Each line that holds the word "gestion" is to be identified and copied.

• • • •

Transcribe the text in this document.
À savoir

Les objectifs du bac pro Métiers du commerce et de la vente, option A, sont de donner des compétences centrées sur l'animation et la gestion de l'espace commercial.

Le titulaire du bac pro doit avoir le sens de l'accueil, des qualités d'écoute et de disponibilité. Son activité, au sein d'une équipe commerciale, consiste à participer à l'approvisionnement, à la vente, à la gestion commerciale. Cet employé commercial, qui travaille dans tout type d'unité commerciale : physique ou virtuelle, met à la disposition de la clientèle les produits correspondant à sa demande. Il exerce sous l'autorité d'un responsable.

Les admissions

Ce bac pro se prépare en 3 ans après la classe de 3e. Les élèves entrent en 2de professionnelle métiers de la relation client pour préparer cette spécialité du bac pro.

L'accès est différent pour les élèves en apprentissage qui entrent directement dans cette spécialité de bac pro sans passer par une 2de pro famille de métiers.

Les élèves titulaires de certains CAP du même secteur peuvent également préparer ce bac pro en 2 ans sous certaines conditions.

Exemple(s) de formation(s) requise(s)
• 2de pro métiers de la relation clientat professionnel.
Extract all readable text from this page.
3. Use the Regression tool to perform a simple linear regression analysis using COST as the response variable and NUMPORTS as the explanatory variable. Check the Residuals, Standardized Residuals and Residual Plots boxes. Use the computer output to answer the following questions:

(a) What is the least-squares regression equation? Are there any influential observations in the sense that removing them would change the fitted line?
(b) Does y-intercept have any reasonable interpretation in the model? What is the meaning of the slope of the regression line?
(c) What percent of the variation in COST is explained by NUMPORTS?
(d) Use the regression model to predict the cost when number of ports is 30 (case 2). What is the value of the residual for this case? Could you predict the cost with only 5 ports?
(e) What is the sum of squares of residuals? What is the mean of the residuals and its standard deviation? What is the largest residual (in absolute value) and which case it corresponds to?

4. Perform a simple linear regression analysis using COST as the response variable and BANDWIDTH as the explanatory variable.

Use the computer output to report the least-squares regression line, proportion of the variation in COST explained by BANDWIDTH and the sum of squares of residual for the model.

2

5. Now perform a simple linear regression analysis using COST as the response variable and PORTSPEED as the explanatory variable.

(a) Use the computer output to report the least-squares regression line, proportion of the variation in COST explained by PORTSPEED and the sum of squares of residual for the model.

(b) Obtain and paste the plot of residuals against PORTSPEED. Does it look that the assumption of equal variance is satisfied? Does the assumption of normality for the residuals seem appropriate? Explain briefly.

• • • •

> _Task result_:
Les objectifs du bac pro Métiers du commerce et de la vente, option A, sont de donner des compétences centrées sur l'animation et la gestion de l'espace commercial.
Le titulaire du bac pro doit avoir le sens de l'accueil, des qualités d'écoute et de disponibilité. Son activité, au sein d'une équipe commerciale, consiste à participer à l'approvisionnement, à la vente, à la gestion commerciale. Cet employé commercial, qui travaille dans tout type d'unité commerciale : physique ou virtuelle, met à la disposition de la clientèle les produits correspondant à sa demande. Il exerce sous l'autorité d'un responsable.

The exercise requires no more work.